Give the listing below again in full, exactly as written.
★ ★ ★
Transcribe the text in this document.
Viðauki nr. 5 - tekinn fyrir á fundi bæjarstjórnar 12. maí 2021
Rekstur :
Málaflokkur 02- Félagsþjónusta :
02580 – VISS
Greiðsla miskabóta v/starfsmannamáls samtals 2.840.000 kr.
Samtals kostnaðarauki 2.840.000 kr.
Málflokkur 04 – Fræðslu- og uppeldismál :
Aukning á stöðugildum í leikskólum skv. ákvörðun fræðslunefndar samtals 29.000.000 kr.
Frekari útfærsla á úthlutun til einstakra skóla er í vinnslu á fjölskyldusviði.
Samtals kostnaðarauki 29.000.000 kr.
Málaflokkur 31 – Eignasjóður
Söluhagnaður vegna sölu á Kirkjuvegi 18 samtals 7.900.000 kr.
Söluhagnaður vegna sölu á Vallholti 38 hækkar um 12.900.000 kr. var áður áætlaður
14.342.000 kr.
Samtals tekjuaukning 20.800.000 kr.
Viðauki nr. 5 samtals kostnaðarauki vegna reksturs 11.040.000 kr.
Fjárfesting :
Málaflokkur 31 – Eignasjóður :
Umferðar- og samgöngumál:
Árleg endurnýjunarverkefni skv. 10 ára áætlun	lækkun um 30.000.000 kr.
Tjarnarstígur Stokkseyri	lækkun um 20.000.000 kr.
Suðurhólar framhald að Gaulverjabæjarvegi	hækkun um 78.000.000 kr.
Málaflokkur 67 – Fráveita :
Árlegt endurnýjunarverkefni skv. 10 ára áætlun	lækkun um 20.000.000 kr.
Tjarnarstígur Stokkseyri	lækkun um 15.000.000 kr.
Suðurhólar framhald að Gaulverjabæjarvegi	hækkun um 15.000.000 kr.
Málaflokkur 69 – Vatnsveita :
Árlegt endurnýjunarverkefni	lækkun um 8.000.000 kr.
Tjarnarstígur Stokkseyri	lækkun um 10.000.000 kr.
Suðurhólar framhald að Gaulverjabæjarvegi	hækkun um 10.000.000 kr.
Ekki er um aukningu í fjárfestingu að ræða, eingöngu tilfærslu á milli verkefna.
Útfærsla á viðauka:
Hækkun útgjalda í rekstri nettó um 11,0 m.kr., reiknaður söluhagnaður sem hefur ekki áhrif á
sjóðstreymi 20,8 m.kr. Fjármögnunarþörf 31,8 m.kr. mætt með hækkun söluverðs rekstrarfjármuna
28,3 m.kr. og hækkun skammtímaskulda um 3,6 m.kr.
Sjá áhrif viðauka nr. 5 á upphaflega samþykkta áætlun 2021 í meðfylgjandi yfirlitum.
★ ★ ★
- **Reply to the task**:
Transcribe the text in this document.
Viðauki nr. 5 - tekinn fyrir á fundi bæjarstjórnar 12. maí 2021
Rekstur :
Málaflokkur 02- Félagsþjónusta :
02580 – VISS
Greiðsla miskabóta v/starfsmannamáls samtals 2.840.000 kr.
Samtals kostnaðarauki 2.840.000 kr.
Málflokkur 04 – Fræðslu- og uppeldismál :
Aukning á stöðugildum í leikskólum skv. ákvörðun fræðslunefndar samtals 29.000.000 kr.
Frekari útfærsla á úthlutun til einstakra skóla er í vinnslu á fjölskyldusviði.
Samtals kostnaðarauki 29.000.000 kr.
Málaflokkur 31 – Eignasjóður
Söluhagnaður vegna sölu á Kirkjuvegi 18 samtals 7.900.000 kr.
Söluhagnaður vegna sölu á Vallholti 38 hækkar um 12.900.000 kr. var áður áætlaður
14.342.000 kr.
Samtals tekjuaukning 20.800.000 kr.
Viðauki nr. 5 samtals kostnaðarauki vegna reksturs 11.040.000 kr.
Fjárfesting :
Málaflokkur 31 – Eignasjóður :
Umferðar- og samgöngumál:
Árleg endurnýjunarverkefni skv. 10 ára áætlun	lækkun um 30.000.000 kr.
Tjarnarstígur Stokkseyri	lækkun um 20.000.000 kr.
Suðurhólar framhald að Gaulverjabæjarvegi	hækkun um 78.000.000 kr.
Málaflokkur 67 – Fráveita :
Árlegt endurnýjunarverkefni skv. 10 ára áætlun	lækkun um 20.000.000 kr.
Tjarnarstígur Stokkseyri	lækkun um 15.000.000 kr.
Suðurhólar framhald að Gaulverjabæjarvegi	hækkun um 15.000.000 kr.
Málaflokkur 69 – Vatnsveita :
Árlegt endurnýjunarverkefni	lækkun um 8.000.000 kr.
Tjarnarstígur Stokkseyri	lækkun um 10.000.000 kr.
Suðurhólar framhald að Gaulverjabæjarvegi	hækkun um 10.000.000 kr.
Ekki er um aukningu í fjárfestingu að ræða, eingöngu tilfærslu á milli verkefna.
Útfærsla á viðauka:
Hækkun útgjalda í rekstri nettó um 11,0 m.kr., reiknaður söluhagnaður sem hefur ekki áhrif á
sjóðstreymi 20,8 m.kr. Fjármögnunarþörf 31,8 m.kr. mætt með hækkun söluverðs rekstrarfjármuna
28,3 m.kr. og hækkun skammtímaskulda um 3,6 m.kr.
Sjá áhrif viðauka nr. 5 á upphaflega samþykkta áætlun 2021 í meðfylgjandi yfirlitum.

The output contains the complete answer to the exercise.